───── MATERIAL SHOWN ─────
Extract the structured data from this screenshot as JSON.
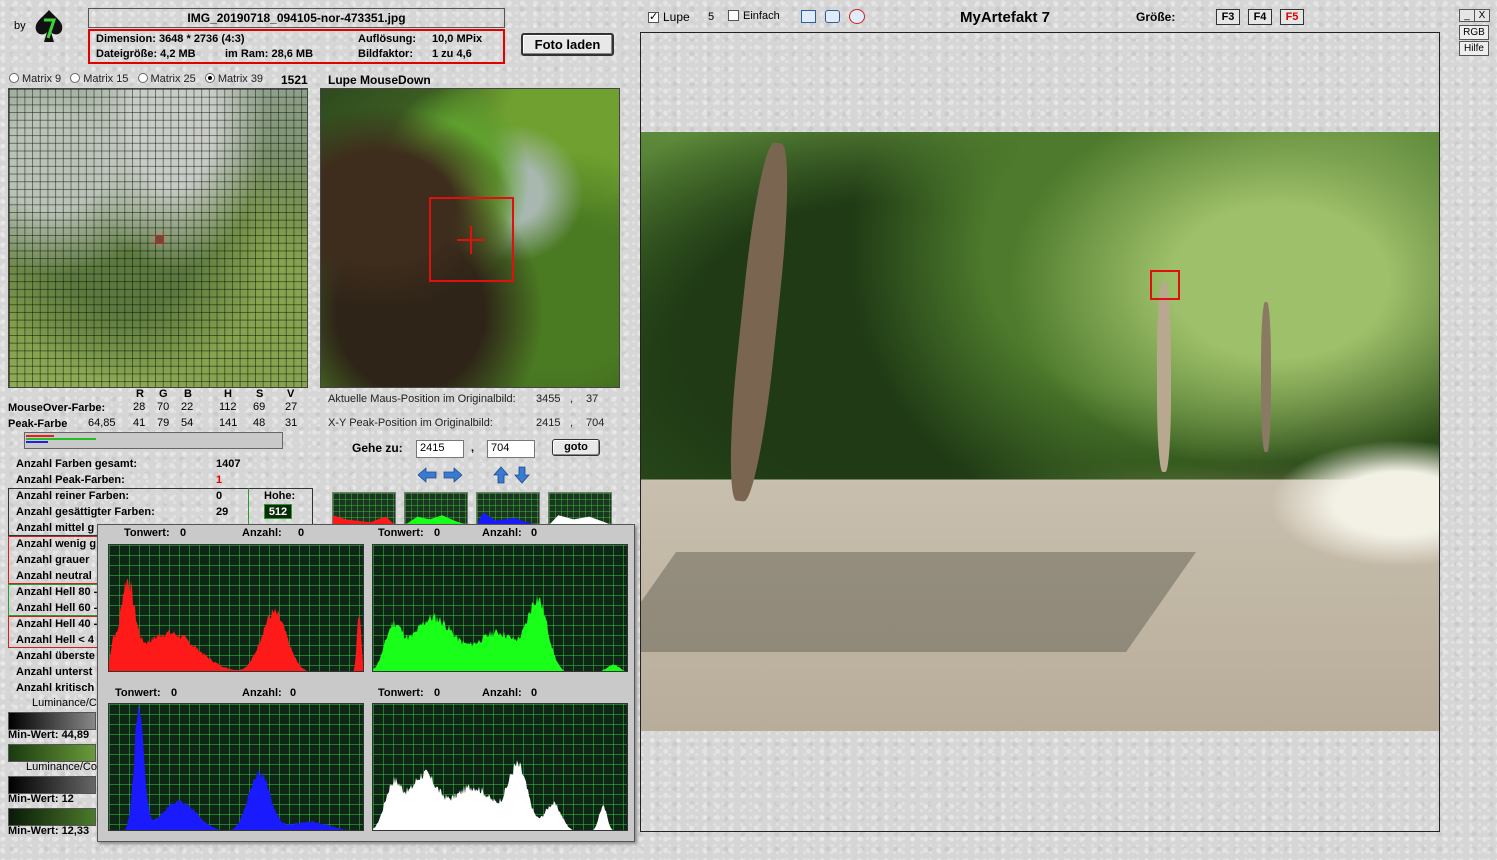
{
  "app": {
    "by_label": "by",
    "title": "MyArtefakt 7",
    "file_name": "IMG_20190718_094105-nor-473351.jpg",
    "foto_button": "Foto laden"
  },
  "info": {
    "dimension": "Dimension: 3648 * 2736 (4:3)",
    "aufloesung_label": "Auflösung:",
    "aufloesung_value": "10,0 MPix",
    "dateigroesse": "Dateigröße: 4,2 MB",
    "ram": "im Ram: 28,6 MB",
    "bildfaktor_label": "Bildfaktor:",
    "bildfaktor_value": "1 zu 4,6"
  },
  "matrix": {
    "options": [
      "Matrix 9",
      "Matrix 15",
      "Matrix 25",
      "Matrix 39"
    ],
    "selected": "Matrix 39",
    "count": "1521"
  },
  "lupe": {
    "title": "Lupe MouseDown"
  },
  "colors": {
    "headers": [
      "R",
      "G",
      "B",
      "H",
      "S",
      "V"
    ],
    "mouseover_label": "MouseOver-Farbe:",
    "mouseover_values": [
      "28",
      "70",
      "22",
      "112",
      "69",
      "27"
    ],
    "peak_label": "Peak-Farbe",
    "peak_extra": "64,85",
    "peak_values": [
      "41",
      "79",
      "54",
      "141",
      "48",
      "31"
    ]
  },
  "position": {
    "mouse_label": "Aktuelle Maus-Position  im Originalbild:",
    "mouse_x": "3455",
    "mouse_y": "37",
    "peak_label": "X-Y Peak-Position  im Originalbild:",
    "peak_x": "2415",
    "peak_y": "704",
    "sep": ",",
    "goto_label": "Gehe zu:",
    "goto_x": "2415",
    "goto_y": "704",
    "goto_button": "goto"
  },
  "stats": {
    "gesamt_label": "Anzahl Farben gesamt:",
    "gesamt_value": "1407",
    "peak_label": "Anzahl Peak-Farben:",
    "peak_value": "1",
    "rein_label": "Anzahl reiner Farben:",
    "rein_value": "0",
    "hohe_label": "Hohe:",
    "hohe_value": "512",
    "gesaettigt_label": "Anzahl gesättigter Farben:",
    "gesaettigt_value": "29",
    "mittel_label": "Anzahl mittel g",
    "wenig_label": "Anzahl wenig g",
    "grauer_label": "Anzahl grauer",
    "neutral_label": "Anzahl neutral",
    "hell80_label": "Anzahl Hell 80 -",
    "hell60_label": "Anzahl Hell 60 -",
    "hell40_label": "Anzahl Hell 40 -",
    "hellu40_label": "Anzahl Hell < 4",
    "ueber_label": "Anzahl überste",
    "unter_label": "Anzahl unterst",
    "krit_label": "Anzahl kritisch"
  },
  "luminance": {
    "label1": "Luminance/C",
    "min1": "Min-Wert: 44,89",
    "label2": "Luminance/Co",
    "min2": "Min-Wert: 12",
    "min3": "Min-Wert: 12,33"
  },
  "histogram": {
    "tonwert_label": "Tonwert:",
    "anzahl_label": "Anzahl:",
    "panels": [
      {
        "name": "red",
        "color": "#ff1a1a",
        "tonwert": "0",
        "anzahl": "0"
      },
      {
        "name": "green",
        "color": "#1aff1a",
        "tonwert": "0",
        "anzahl": "0"
      },
      {
        "name": "blue",
        "color": "#1a1aff",
        "tonwert": "0",
        "anzahl": "0"
      },
      {
        "name": "luminance",
        "color": "#ffffff",
        "tonwert": "0",
        "anzahl": "0"
      }
    ]
  },
  "toolbar": {
    "lupe_label": "Lupe",
    "lupe_checked": true,
    "lupe_size": "5",
    "einfach_label": "Einfach",
    "einfach_checked": false,
    "groesse_label": "Größe:",
    "f3": "F3",
    "f4": "F4",
    "f5": "F5",
    "active_color": "#e00000"
  },
  "window": {
    "minimize": "_",
    "close": "X",
    "rgb_button": "RGB",
    "hilfe_button": "Hilfe"
  }
}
─────
▸ **THE TASK**
Above are records to transcribe exactly; leave their pictures out.

▸ **CORRECT RESULT**
Extract the structured data from this screenshot as JSON.
{
  "app": {
    "by_label": "by",
    "title": "MyArtefakt 7",
    "file_name": "IMG_20190718_094105-nor-473351.jpg",
    "foto_button": "Foto laden"
  },
  "info": {
    "dimension": "Dimension: 3648 * 2736 (4:3)",
    "aufloesung_label": "Auflösung:",
    "aufloesung_value": "10,0 MPix",
    "dateigroesse": "Dateigröße: 4,2 MB",
    "ram": "im Ram: 28,6 MB",
    "bildfaktor_label": "Bildfaktor:",
    "bildfaktor_value": "1 zu 4,6"
  },
  "matrix": {
    "options": [
      "Matrix 9",
      "Matrix 15",
      "Matrix 25",
      "Matrix 39"
    ],
    "selected": "Matrix 39",
    "count": "1521"
  },
  "lupe": {
    "title": "Lupe MouseDown"
  },
  "colors": {
    "headers": [
      "R",
      "G",
      "B",
      "H",
      "S",
      "V"
    ],
    "mouseover_label": "MouseOver-Farbe:",
    "mouseover_values": [
      "28",
      "70",
      "22",
      "112",
      "69",
      "27"
    ],
    "peak_label": "Peak-Farbe",
    "peak_extra": "64,85",
    "peak_values": [
      "41",
      "79",
      "54",
      "141",
      "48",
      "31"
    ]
  },
  "position": {
    "mouse_label": "Aktuelle Maus-Position  im Originalbild:",
    "mouse_x": "3455",
    "mouse_y": "37",
    "peak_label": "X-Y Peak-Position  im Originalbild:",
    "peak_x": "2415",
    "peak_y": "704",
    "sep": ",",
    "goto_label": "Gehe zu:",
    "goto_x": "2415",
    "goto_y": "704",
    "goto_button": "goto"
  },
  "stats": {
    "gesamt_label": "Anzahl Farben gesamt:",
    "gesamt_value": "1407",
    "peak_label": "Anzahl Peak-Farben:",
    "peak_value": "1",
    "rein_label": "Anzahl reiner Farben:",
    "rein_value": "0",
    "hohe_label": "Hohe:",
    "hohe_value": "512",
    "gesaettigt_label": "Anzahl gesättigter Farben:",
    "gesaettigt_value": "29",
    "mittel_label": "Anzahl mittel g",
    "wenig_label": "Anzahl wenig g",
    "grauer_label": "Anzahl grauer",
    "neutral_label": "Anzahl neutral",
    "hell80_label": "Anzahl Hell 80 -",
    "hell60_label": "Anzahl Hell 60 -",
    "hell40_label": "Anzahl Hell 40 -",
    "hellu40_label": "Anzahl Hell < 4",
    "ueber_label": "Anzahl überste",
    "unter_label": "Anzahl unterst",
    "krit_label": "Anzahl kritisch"
  },
  "luminance": {
    "label1": "Luminance/C",
    "min1": "Min-Wert: 44,89",
    "label2": "Luminance/Co",
    "min2": "Min-Wert: 12",
    "min3": "Min-Wert: 12,33"
  },
  "histogram": {
    "tonwert_label": "Tonwert:",
    "anzahl_label": "Anzahl:",
    "panels": [
      {
        "name": "red",
        "color": "#ff1a1a",
        "tonwert": "0",
        "anzahl": "0"
      },
      {
        "name": "green",
        "color": "#1aff1a",
        "tonwert": "0",
        "anzahl": "0"
      },
      {
        "name": "blue",
        "color": "#1a1aff",
        "tonwert": "0",
        "anzahl": "0"
      },
      {
        "name": "luminance",
        "color": "#ffffff",
        "tonwert": "0",
        "anzahl": "0"
      }
    ]
  },
  "toolbar": {
    "lupe_label": "Lupe",
    "lupe_checked": true,
    "lupe_size": "5",
    "einfach_label": "Einfach",
    "einfach_checked": false,
    "groesse_label": "Größe:",
    "f3": "F3",
    "f4": "F4",
    "f5": "F5",
    "active_color": "#e00000"
  },
  "window": {
    "minimize": "_",
    "close": "X",
    "rgb_button": "RGB",
    "hilfe_button": "Hilfe"
  }
}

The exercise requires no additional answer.